▶ ページ抜粋:
字句解析と構文に関する記述では、BNF 文法記法に手を加えたものを 使っています。この記法では、以下のような記述形式をとります:
name: lc_letter (lc_letter | "_")* lc_letter: "a"..."z"
最初の行は、name
が lc_letter
の後ろに ゼロ個または
それ以上の lc_letter
とアンダースコアが続いたものであることを
示しています。
そして、lc_letter
は "a" から "z" までの
何らかの文字一字であることを示します (この規則は、このドキュメントに
記述されている字句規則と構文規則において定義されている名前 (name) で
一貫して使われています)。
各規則は name (規則によって定義されているものの名前) とコロン一つから
始まります。垂直線 (|
) は、複数の選択項目を分かち書きするときに
使います; この記号は、この記法において最も結合優先度の低い演算子です。
アスタリスク (*
) は、直前にくる要素のゼロ個以上の繰り返しを
表します; 同様に、プラス (+
) は一個以上の繰り返しで、角括弧
([ ]
) に囲われた字句は、字句がゼロ個か一個出現する
(別の言い方をすれば、囲いの中の字句はオプションである) ことを示し
ます。*
および +
演算子の結合範囲は可能な限り狭く
なっています; 字句のグループ化には丸括弧を使います。
リテラル文字列はクオートで囲われます。空白はトークンを分割している
ときのみ意味を持ちます。規則は通常、一行中に収められています;
多数の選択肢のある規則は、最初の行につづいて、垂直線の後ろに
各々別の行として記述されます。
(上の例のような) 字句定義では、他に二つの慣習が使われています:
三つのドットで区切られている二つのリテラル文字は、二つの文字の
ASCII 文字コードにおける (包含的な) 範囲から文字を一字選ぶ
ことを示します。各カッコ中の字句 (<...>
) は、定義済みの
シンボルを記述する非形式的なやりかたです; 例えば、
`制御文字' を書き表す必要があるときなどに使われることがあります。
字句と構文規則の定義の間で使われている表記はほとんど同じですが、 その意味には大きな違いがあります: 字句定義は入力ソース中の個々の 文字を取り扱いますが、構文定義は字句解析で生成された一連の トークンを取り扱います。次節 (``字句解析'') における BNF はすべて 字句定義のためのものです; それ以降の章では、構文定義のために 使っています。

▶ 記録データ:
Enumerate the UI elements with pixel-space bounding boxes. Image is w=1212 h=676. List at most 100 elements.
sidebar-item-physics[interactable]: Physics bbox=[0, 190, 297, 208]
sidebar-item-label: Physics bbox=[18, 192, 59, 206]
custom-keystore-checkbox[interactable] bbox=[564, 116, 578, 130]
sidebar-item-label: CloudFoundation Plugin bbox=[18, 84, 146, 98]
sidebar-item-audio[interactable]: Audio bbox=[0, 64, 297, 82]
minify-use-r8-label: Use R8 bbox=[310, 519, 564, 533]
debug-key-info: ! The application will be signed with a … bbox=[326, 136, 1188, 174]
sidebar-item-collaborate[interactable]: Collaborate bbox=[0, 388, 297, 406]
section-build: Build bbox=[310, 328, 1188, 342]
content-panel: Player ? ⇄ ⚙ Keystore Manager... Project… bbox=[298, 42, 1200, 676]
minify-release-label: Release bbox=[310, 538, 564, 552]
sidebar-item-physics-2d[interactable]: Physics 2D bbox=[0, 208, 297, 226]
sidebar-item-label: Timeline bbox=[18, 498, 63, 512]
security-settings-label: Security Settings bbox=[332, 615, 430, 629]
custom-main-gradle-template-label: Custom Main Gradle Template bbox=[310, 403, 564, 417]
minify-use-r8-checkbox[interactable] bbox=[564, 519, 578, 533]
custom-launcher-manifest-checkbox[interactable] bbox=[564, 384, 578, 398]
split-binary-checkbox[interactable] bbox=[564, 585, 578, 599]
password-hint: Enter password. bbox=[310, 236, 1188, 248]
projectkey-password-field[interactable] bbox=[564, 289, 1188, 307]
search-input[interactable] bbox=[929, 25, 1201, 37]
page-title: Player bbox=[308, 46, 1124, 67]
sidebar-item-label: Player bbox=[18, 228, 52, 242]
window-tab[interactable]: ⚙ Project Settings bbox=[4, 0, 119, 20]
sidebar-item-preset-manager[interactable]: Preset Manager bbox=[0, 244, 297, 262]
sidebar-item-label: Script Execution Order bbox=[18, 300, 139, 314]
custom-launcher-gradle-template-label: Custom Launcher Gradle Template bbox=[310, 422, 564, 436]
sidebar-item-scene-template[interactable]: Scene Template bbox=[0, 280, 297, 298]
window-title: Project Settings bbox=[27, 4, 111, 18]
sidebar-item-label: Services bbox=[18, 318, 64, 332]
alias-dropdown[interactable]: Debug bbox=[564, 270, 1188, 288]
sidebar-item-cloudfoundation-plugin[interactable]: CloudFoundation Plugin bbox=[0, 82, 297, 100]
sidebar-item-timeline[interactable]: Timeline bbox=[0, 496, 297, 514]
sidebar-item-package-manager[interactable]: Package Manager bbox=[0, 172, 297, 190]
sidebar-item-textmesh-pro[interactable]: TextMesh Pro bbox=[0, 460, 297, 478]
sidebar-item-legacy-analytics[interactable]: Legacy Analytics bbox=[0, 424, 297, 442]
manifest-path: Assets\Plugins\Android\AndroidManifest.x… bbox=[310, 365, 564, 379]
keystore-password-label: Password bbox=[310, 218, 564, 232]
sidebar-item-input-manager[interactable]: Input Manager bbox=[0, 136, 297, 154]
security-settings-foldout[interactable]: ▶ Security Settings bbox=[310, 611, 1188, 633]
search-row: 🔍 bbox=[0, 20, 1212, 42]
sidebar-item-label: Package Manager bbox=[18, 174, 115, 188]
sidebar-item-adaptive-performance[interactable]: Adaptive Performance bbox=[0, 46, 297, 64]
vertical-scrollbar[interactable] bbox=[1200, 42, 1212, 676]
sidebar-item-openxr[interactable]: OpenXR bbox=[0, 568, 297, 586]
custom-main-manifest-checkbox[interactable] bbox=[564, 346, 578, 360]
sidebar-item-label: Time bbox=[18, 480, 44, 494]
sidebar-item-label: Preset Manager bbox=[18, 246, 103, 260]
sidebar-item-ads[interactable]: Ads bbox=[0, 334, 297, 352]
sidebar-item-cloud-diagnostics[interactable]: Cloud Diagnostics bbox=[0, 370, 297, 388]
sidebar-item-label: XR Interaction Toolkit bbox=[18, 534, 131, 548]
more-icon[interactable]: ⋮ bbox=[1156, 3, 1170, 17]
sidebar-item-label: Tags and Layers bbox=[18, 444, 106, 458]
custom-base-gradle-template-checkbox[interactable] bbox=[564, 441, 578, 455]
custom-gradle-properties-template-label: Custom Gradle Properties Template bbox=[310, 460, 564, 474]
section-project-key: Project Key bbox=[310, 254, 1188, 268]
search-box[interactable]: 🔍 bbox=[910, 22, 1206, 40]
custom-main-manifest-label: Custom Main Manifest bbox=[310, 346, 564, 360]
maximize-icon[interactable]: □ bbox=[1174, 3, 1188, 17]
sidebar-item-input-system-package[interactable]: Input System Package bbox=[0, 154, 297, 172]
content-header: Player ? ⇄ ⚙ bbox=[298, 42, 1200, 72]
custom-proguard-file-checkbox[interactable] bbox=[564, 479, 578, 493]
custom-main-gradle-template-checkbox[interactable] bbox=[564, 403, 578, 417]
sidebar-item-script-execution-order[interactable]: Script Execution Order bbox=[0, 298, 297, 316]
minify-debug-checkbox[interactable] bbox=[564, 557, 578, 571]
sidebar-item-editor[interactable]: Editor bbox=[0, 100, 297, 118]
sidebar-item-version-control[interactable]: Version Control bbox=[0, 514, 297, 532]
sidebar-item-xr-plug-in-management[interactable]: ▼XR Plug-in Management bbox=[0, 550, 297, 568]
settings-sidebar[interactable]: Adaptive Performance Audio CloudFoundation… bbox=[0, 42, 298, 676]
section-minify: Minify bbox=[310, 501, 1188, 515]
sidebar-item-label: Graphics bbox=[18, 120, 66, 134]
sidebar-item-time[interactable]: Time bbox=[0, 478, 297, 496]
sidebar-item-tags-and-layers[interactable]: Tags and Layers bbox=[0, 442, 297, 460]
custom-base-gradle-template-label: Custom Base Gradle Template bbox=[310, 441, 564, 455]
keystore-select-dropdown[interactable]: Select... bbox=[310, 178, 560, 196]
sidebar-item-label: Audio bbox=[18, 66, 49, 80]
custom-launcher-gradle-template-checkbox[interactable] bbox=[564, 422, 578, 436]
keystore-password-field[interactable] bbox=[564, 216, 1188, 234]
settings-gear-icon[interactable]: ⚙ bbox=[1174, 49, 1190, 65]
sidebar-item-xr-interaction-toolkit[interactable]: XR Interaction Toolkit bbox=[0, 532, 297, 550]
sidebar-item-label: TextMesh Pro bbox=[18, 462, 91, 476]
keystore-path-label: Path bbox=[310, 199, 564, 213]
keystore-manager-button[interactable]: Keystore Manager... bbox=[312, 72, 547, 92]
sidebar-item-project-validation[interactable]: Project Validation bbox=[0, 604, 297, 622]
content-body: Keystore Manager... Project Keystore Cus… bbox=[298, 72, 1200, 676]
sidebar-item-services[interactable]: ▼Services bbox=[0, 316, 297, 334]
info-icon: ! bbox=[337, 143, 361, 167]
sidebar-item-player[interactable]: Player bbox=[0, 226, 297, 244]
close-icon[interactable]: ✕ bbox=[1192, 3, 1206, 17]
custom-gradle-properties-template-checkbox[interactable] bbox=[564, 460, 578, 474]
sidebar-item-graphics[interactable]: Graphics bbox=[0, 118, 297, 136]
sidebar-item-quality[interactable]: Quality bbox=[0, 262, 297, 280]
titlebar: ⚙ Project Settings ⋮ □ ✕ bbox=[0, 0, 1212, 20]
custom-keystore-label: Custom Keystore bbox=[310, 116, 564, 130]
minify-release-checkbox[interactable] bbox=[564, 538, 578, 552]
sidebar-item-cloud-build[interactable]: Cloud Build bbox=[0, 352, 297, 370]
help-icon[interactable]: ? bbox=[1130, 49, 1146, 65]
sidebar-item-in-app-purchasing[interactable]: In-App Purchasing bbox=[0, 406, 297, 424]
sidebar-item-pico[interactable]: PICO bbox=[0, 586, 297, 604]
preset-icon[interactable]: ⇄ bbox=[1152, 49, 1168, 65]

▶ 問題と課題:
1. BNF 記法を説明したページ抜粋によると、角括弧に囲われた字句は何を示しますか？
2. BNF 記法のページ抜粋から、「リテラル文字列はクオートで囲われます。空白はトークンを分割している」を含む箇所で始まり「字句定義のためのものです; それ以降の章では、構文定義のために 使っています。」の直後で終わる部分を一字一句そのまま返してください。

▶ 解答:
1. 字句がゼロ個か一個出現すること、つまり囲いの中の字句はオプションであることを示します。

2.
リテラル文字列はクオートで囲われます。空白はトークンを分割している
ときのみ意味を持ちます。規則は通常、一行中に収められています;
多数の選択肢のある規則は、最初の行につづいて、垂直線の後ろに
各々別の行として記述されます。
(上の例のような) 字句定義では、他に二つの慣習が使われています:
三つのドットで区切られている二つのリテラル文字は、二つの文字の
ASCII 文字コードにおける (包含的な) 範囲から文字を一字選ぶ
ことを示します。各カッコ中の字句 (<...>
) は、定義済みの
シンボルを記述する非形式的なやりかたです; 例えば、
`制御文字' を書き表す必要があるときなどに使われることがあります。
字句と構文規則の定義の間で使われている表記はほとんど同じですが、 その意味には大きな違いがあります: 字句定義は入力ソース中の個々の 文字を取り扱いますが、構文定義は字句解析で生成された一連の トークンを取り扱います。次節 (``字句解析'') における BNF はすべて 字句定義のためのものです; それ以降の章では、構文定義のために 使っています。